— Exercise aim —
List each line holding the string "ディスプレイ輝度の均一性".

— Raw data —
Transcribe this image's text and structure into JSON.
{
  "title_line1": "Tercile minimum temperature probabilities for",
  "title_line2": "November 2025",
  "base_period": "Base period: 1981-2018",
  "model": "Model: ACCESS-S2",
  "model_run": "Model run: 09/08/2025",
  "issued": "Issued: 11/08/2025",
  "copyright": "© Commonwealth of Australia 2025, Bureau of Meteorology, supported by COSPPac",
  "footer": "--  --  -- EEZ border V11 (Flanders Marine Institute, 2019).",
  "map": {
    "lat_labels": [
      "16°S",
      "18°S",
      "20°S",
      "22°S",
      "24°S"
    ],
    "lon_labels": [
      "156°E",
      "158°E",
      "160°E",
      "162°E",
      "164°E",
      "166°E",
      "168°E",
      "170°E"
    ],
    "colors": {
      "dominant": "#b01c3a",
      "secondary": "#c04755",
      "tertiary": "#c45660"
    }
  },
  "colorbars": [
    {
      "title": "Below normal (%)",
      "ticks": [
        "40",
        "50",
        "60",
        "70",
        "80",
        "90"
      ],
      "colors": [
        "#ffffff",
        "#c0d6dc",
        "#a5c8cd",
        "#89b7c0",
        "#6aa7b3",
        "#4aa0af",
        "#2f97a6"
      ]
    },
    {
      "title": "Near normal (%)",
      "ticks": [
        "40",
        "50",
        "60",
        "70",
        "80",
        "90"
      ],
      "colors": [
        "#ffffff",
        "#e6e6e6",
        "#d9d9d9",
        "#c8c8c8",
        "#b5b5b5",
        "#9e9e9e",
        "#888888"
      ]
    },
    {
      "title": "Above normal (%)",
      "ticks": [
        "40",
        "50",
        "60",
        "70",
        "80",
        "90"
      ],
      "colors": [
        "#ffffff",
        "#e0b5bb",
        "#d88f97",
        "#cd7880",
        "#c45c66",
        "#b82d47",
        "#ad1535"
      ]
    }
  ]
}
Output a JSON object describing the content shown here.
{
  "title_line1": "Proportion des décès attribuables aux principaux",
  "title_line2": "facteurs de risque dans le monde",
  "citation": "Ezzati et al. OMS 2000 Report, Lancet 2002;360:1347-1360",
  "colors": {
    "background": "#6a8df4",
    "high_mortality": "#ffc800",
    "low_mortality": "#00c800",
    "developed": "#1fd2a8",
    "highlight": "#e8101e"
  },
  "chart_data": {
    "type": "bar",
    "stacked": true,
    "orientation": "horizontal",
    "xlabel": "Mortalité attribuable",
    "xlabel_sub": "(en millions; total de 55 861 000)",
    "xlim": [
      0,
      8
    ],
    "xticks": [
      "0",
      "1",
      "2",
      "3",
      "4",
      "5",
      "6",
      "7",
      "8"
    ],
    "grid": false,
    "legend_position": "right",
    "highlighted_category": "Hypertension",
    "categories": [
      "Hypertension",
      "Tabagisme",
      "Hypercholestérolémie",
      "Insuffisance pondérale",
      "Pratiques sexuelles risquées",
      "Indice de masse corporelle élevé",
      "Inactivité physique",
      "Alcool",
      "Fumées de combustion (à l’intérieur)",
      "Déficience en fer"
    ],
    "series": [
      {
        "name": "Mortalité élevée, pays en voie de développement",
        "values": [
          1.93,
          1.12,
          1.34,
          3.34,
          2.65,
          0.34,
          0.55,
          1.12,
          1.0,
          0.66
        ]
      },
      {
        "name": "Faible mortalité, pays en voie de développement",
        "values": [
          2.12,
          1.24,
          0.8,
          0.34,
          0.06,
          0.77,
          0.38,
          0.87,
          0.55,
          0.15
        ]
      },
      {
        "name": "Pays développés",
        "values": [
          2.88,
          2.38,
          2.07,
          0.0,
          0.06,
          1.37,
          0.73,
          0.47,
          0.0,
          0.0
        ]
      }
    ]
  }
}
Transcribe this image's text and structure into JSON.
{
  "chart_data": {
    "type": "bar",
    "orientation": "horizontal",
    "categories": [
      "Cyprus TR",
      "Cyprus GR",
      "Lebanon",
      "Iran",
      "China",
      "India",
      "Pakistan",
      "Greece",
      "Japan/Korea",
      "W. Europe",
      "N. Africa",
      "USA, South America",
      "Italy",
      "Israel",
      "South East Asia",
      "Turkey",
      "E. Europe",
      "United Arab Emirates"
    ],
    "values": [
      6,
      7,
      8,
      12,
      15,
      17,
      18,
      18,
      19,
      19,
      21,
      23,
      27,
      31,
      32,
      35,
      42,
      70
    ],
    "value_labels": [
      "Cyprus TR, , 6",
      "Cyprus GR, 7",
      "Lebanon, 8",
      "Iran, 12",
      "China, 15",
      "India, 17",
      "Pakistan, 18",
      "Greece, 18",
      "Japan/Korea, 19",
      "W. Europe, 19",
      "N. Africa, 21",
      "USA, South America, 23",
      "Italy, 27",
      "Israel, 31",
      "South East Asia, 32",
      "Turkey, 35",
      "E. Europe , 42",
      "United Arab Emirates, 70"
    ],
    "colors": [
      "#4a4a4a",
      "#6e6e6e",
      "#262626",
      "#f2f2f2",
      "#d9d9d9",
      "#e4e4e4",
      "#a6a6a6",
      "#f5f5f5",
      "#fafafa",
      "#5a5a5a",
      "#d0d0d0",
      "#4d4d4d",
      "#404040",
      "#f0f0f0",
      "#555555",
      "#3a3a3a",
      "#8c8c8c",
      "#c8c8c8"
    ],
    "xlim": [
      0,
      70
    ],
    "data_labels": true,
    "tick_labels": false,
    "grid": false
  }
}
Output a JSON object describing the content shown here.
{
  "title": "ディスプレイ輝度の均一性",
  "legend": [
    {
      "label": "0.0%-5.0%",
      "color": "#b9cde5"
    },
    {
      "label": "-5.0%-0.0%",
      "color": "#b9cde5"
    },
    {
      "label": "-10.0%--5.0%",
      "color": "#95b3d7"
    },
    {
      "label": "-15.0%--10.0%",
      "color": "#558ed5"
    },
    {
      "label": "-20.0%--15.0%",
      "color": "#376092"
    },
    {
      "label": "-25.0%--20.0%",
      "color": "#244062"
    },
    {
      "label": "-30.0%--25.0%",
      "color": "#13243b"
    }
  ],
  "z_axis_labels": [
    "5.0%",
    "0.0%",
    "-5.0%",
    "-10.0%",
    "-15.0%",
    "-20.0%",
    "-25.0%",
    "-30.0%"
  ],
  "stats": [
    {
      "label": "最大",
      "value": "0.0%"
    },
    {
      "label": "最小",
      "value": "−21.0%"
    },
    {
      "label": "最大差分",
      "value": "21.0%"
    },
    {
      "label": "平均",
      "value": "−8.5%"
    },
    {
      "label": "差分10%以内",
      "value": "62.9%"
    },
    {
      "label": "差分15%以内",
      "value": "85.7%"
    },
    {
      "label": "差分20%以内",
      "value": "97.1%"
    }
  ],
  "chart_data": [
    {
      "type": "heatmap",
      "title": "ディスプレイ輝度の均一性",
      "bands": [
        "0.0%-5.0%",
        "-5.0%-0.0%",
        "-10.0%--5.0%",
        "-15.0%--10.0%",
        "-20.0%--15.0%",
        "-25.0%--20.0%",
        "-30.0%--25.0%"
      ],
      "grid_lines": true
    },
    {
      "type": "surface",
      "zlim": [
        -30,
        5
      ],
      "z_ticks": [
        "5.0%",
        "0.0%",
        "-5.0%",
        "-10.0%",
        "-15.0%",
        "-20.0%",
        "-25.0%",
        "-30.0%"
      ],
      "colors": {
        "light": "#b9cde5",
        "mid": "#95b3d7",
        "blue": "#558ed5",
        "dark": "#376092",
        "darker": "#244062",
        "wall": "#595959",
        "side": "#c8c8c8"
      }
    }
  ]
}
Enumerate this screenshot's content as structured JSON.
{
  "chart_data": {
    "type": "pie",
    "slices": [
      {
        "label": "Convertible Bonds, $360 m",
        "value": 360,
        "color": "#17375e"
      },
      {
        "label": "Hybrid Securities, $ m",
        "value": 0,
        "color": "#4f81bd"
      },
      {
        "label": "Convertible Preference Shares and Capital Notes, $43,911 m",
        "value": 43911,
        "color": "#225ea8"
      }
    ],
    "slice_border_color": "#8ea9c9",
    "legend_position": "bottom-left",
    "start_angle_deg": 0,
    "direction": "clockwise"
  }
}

— Right answer —
  "title": "ディスプレイ輝度の均一性",
      "title": "ディスプレイ輝度の均一性",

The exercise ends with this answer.